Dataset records
===============

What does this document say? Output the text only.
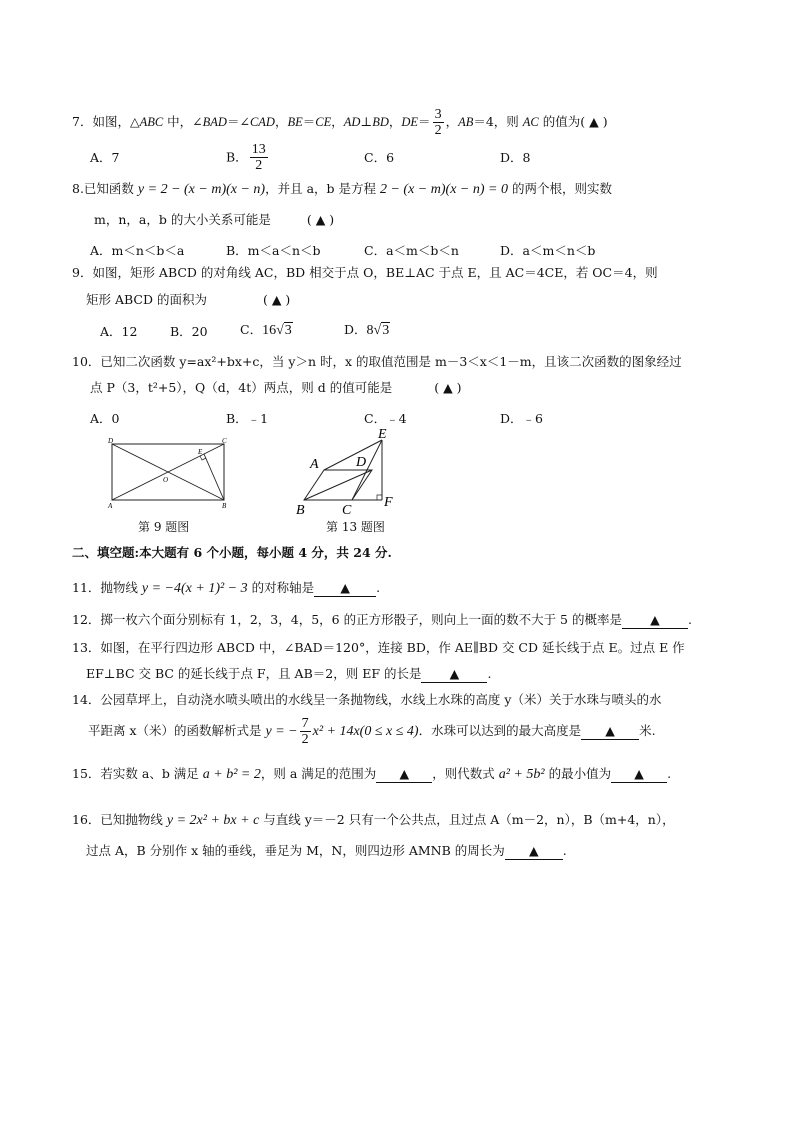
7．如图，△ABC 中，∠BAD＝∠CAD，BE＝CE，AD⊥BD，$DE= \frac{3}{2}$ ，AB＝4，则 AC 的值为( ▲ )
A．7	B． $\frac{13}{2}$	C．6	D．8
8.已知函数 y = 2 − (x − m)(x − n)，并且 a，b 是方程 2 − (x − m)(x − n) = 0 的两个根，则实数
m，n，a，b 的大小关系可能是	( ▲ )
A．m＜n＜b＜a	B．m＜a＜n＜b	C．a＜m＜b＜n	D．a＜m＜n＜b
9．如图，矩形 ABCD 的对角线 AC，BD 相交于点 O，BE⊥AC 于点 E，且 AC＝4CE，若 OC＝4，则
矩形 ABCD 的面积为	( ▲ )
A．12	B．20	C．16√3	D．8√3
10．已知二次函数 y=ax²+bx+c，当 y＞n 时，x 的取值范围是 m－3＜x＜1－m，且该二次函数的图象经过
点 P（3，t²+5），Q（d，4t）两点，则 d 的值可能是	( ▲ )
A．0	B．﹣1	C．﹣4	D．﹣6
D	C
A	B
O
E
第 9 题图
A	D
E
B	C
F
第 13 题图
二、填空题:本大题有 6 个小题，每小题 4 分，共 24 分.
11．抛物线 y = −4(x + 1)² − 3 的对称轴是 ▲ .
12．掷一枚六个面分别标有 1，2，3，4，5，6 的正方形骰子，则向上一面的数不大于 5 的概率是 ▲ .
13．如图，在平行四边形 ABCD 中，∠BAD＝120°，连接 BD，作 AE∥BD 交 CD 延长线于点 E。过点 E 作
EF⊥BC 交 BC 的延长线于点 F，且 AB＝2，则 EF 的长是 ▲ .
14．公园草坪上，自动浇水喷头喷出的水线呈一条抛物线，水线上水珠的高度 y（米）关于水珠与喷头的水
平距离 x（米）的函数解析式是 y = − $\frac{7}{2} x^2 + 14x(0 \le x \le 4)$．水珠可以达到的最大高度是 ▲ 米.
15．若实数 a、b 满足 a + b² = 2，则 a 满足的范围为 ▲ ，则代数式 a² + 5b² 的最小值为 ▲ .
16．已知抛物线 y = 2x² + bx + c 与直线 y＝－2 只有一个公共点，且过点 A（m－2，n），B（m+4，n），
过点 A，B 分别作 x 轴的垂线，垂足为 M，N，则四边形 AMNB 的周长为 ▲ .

===============

Restate the data above word for word. Skip every picture.

What does this document say? Output the text only.
7．如图，△ABC 中，∠BAD＝∠CAD，BE＝CE，AD⊥BD，$DE= \frac{3}{2}$ ，AB＝4，则 AC 的值为( ▲ )
A．7	B． $\frac{13}{2}$	C．6	D．8
8.已知函数 y = 2 − (x − m)(x − n)，并且 a，b 是方程 2 − (x − m)(x − n) = 0 的两个根，则实数
m，n，a，b 的大小关系可能是	( ▲ )
A．m＜n＜b＜a	B．m＜a＜n＜b	C．a＜m＜b＜n	D．a＜m＜n＜b
9．如图，矩形 ABCD 的对角线 AC，BD 相交于点 O，BE⊥AC 于点 E，且 AC＝4CE，若 OC＝4，则
矩形 ABCD 的面积为	( ▲ )
A．12	B．20	C．16√3	D．8√3
10．已知二次函数 y=ax²+bx+c，当 y＞n 时，x 的取值范围是 m－3＜x＜1－m，且该二次函数的图象经过
点 P（3，t²+5），Q（d，4t）两点，则 d 的值可能是	( ▲ )
A．0	B．﹣1	C．﹣4	D．﹣6
D	C
A	B
O
E
第 9 题图
A	D
E
B	C
F
第 13 题图
二、填空题:本大题有 6 个小题，每小题 4 分，共 24 分.
11．抛物线 y = −4(x + 1)² − 3 的对称轴是 ▲ .
12．掷一枚六个面分别标有 1，2，3，4，5，6 的正方形骰子，则向上一面的数不大于 5 的概率是 ▲ .
13．如图，在平行四边形 ABCD 中，∠BAD＝120°，连接 BD，作 AE∥BD 交 CD 延长线于点 E。过点 E 作
EF⊥BC 交 BC 的延长线于点 F，且 AB＝2，则 EF 的长是 ▲ .
14．公园草坪上，自动浇水喷头喷出的水线呈一条抛物线，水线上水珠的高度 y（米）关于水珠与喷头的水
平距离 x（米）的函数解析式是 y = − $\frac{7}{2} x^2 + 14x(0 \le x \le 4)$．水珠可以达到的最大高度是 ▲ 米.
15．若实数 a、b 满足 a + b² = 2，则 a 满足的范围为 ▲ ，则代数式 a² + 5b² 的最小值为 ▲ .
16．已知抛物线 y = 2x² + bx + c 与直线 y＝－2 只有一个公共点，且过点 A（m－2，n），B（m+4，n），
过点 A，B 分别作 x 轴的垂线，垂足为 M，N，则四边形 AMNB 的周长为 ▲ .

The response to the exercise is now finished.